## Start

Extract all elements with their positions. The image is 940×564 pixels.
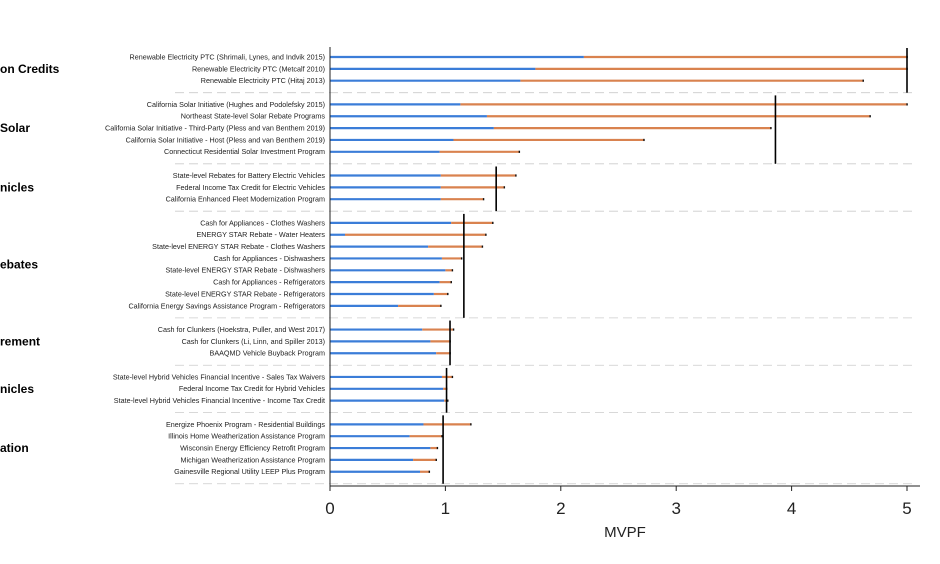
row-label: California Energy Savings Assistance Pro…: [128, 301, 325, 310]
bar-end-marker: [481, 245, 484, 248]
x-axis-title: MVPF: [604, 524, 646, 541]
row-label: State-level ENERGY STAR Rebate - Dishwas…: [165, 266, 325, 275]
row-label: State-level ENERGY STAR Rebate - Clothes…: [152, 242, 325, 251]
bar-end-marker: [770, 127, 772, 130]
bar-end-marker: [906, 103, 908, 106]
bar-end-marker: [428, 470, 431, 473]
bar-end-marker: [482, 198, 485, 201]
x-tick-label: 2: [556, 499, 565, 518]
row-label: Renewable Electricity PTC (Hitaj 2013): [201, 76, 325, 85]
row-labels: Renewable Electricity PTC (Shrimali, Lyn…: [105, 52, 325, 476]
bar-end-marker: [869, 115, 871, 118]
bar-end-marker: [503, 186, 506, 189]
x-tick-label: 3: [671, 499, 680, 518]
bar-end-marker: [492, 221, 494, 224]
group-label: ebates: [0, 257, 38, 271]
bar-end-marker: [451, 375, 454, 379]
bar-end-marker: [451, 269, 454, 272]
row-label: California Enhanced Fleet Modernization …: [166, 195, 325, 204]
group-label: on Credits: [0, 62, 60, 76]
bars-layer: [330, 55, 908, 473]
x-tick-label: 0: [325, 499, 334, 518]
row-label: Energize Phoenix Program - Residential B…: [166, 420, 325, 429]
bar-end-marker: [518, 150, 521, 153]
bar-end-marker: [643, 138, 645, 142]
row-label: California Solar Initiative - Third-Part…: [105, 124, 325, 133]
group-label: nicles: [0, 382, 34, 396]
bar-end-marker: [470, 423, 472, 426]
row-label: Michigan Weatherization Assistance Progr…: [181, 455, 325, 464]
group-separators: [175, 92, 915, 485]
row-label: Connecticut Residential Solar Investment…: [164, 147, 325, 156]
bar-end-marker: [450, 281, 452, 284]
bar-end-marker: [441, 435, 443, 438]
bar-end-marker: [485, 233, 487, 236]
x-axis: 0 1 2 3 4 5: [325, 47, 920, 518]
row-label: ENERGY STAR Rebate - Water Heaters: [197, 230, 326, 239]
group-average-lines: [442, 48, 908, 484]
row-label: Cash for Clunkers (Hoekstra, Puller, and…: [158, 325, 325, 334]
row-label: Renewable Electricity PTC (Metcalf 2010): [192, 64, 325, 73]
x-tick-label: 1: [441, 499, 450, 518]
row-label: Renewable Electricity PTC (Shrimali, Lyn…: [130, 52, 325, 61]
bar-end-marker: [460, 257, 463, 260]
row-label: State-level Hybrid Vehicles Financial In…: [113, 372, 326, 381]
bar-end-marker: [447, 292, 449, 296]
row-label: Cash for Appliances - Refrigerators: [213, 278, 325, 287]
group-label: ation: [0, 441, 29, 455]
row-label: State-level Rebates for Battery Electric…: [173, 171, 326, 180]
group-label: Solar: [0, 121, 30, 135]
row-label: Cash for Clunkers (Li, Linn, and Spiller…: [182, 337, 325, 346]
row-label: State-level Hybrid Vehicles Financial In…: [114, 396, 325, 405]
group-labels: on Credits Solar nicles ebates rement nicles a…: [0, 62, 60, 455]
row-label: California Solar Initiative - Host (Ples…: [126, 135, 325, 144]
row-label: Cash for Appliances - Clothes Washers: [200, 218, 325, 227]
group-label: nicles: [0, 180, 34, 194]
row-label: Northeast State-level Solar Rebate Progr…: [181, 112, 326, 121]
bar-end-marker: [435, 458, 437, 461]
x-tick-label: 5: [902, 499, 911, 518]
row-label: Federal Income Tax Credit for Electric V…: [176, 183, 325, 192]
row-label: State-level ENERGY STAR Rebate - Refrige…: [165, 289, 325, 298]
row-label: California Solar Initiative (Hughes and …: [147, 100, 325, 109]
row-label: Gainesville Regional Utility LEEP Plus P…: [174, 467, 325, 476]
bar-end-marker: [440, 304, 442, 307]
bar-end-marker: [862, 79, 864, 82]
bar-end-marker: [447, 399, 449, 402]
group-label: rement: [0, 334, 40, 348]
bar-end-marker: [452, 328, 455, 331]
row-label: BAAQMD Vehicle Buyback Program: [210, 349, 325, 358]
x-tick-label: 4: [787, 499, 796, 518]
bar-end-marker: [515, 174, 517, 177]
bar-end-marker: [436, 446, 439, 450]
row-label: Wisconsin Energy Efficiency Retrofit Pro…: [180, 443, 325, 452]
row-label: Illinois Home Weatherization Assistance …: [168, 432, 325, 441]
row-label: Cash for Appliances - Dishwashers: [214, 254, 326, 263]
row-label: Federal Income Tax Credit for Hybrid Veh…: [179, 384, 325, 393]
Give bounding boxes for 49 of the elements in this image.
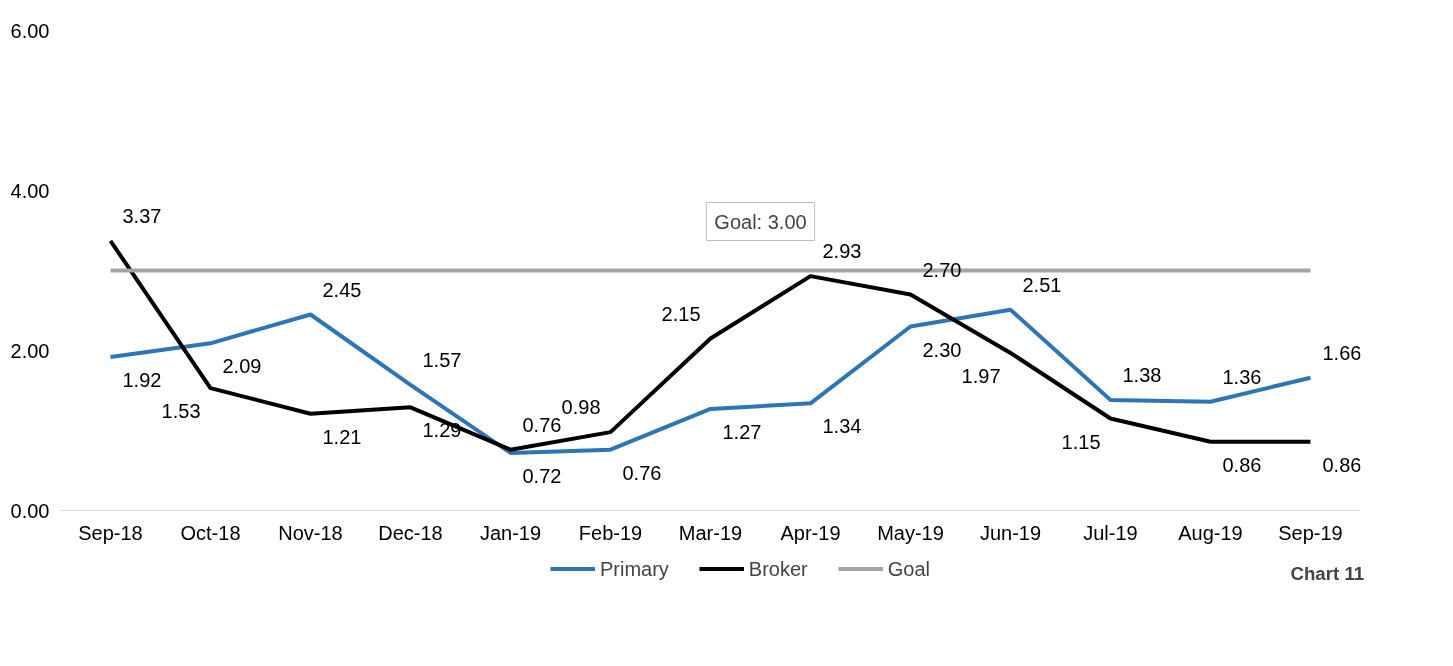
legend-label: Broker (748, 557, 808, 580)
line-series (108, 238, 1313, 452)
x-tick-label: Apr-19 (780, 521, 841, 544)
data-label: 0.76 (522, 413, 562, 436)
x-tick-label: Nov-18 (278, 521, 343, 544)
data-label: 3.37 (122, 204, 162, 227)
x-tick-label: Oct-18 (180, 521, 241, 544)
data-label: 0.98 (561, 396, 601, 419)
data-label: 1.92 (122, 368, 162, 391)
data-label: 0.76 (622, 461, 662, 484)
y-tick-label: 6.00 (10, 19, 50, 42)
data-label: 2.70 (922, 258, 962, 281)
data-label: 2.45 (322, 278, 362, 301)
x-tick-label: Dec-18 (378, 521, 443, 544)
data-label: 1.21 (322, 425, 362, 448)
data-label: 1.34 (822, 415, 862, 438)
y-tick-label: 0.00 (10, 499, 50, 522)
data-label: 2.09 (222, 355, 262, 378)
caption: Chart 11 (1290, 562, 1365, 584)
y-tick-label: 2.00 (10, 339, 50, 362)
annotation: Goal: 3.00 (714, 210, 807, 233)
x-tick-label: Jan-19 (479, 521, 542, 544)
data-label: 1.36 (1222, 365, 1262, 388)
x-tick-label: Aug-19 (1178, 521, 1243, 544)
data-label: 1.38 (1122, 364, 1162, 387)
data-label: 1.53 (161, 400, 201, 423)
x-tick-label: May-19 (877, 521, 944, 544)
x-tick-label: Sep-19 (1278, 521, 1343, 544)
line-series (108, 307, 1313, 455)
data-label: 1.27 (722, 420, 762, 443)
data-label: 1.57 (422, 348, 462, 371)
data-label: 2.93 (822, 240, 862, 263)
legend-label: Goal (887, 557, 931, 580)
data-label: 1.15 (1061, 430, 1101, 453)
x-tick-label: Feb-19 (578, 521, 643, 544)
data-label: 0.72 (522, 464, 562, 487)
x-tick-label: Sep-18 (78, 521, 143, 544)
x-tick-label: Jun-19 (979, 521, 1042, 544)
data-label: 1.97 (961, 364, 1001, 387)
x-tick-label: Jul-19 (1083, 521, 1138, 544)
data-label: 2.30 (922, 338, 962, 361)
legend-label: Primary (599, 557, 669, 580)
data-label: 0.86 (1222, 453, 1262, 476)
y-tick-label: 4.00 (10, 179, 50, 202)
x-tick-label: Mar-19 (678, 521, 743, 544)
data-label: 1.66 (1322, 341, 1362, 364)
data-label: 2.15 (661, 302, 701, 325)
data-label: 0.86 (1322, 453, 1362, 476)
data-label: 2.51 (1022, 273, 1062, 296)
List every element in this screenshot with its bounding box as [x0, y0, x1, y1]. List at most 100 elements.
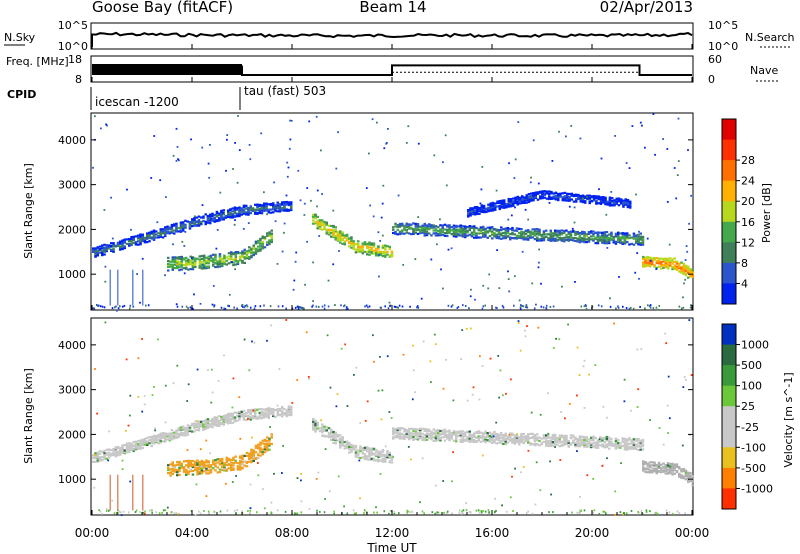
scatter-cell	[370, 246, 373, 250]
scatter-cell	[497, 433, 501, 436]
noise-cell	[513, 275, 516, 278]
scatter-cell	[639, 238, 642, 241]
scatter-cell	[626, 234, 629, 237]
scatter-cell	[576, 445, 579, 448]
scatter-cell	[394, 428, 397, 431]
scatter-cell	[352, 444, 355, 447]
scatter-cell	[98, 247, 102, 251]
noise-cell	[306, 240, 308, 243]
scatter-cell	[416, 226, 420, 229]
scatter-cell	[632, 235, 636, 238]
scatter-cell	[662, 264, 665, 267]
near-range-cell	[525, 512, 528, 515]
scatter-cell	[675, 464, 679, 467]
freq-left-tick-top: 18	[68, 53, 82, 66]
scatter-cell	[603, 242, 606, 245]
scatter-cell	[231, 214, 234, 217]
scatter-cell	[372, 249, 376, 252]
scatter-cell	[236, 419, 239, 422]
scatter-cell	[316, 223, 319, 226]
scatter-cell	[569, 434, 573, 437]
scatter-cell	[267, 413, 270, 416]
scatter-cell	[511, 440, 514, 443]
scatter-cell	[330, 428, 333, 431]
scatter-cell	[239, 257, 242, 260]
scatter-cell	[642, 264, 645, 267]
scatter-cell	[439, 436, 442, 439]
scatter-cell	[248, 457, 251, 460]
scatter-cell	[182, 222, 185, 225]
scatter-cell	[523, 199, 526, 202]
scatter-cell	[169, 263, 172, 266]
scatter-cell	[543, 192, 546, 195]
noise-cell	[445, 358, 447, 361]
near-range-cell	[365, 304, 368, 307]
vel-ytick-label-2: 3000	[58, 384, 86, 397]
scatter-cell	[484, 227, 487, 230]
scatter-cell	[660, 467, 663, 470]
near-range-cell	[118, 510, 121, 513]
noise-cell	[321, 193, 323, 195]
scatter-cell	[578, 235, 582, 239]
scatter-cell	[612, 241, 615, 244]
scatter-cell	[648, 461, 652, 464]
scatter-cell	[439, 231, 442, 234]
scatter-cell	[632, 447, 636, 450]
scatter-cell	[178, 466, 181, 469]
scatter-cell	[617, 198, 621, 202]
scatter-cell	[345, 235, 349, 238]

## End

- What the exercise asks: Retype the lines of the records without any changes, starting at the line that contains "legend-label: Broker (748, 557, 808, 580)" and ending at the line that contains "data-label: 0.86 (1222, 453, 1262, 476)". Include both of those lines.

- Result of this task:
legend-label: Broker (748, 557, 808, 580)
line-series (108, 238, 1313, 452)
x-tick-label: Apr-19 (780, 521, 841, 544)
data-label: 0.76 (522, 413, 562, 436)
x-tick-label: Nov-18 (278, 521, 343, 544)
data-label: 3.37 (122, 204, 162, 227)
x-tick-label: Oct-18 (180, 521, 241, 544)
data-label: 0.98 (561, 396, 601, 419)
data-label: 1.92 (122, 368, 162, 391)
data-label: 0.76 (622, 461, 662, 484)
y-tick-label: 6.00 (10, 19, 50, 42)
data-label: 2.70 (922, 258, 962, 281)
data-label: 2.45 (322, 278, 362, 301)
x-tick-label: Dec-18 (378, 521, 443, 544)
data-label: 1.21 (322, 425, 362, 448)
data-label: 1.34 (822, 415, 862, 438)
y-tick-label: 0.00 (10, 499, 50, 522)
data-label: 2.09 (222, 355, 262, 378)
caption: Chart 11 (1290, 562, 1365, 584)
y-tick-label: 2.00 (10, 339, 50, 362)
annotation: Goal: 3.00 (714, 210, 807, 233)
x-tick-label: Jan-19 (479, 521, 542, 544)
data-label: 1.36 (1222, 365, 1262, 388)
x-tick-label: Aug-19 (1178, 521, 1243, 544)
data-label: 1.38 (1122, 364, 1162, 387)
data-label: 1.53 (161, 400, 201, 423)
x-tick-label: May-19 (877, 521, 944, 544)
x-tick-label: Sep-19 (1278, 521, 1343, 544)
line-series (108, 307, 1313, 455)
data-label: 1.27 (722, 420, 762, 443)
data-label: 1.57 (422, 348, 462, 371)
data-label: 2.93 (822, 240, 862, 263)
legend-label: Goal (887, 557, 931, 580)
data-label: 1.15 (1061, 430, 1101, 453)
x-tick-label: Feb-19 (578, 521, 643, 544)
data-label: 0.72 (522, 464, 562, 487)
x-tick-label: Sep-18 (78, 521, 143, 544)
x-tick-label: Jun-19 (979, 521, 1042, 544)
data-label: 1.97 (961, 364, 1001, 387)
x-tick-label: Jul-19 (1083, 521, 1138, 544)
data-label: 2.30 (922, 338, 962, 361)
legend-label: Primary (599, 557, 669, 580)
data-label: 0.86 (1222, 453, 1262, 476)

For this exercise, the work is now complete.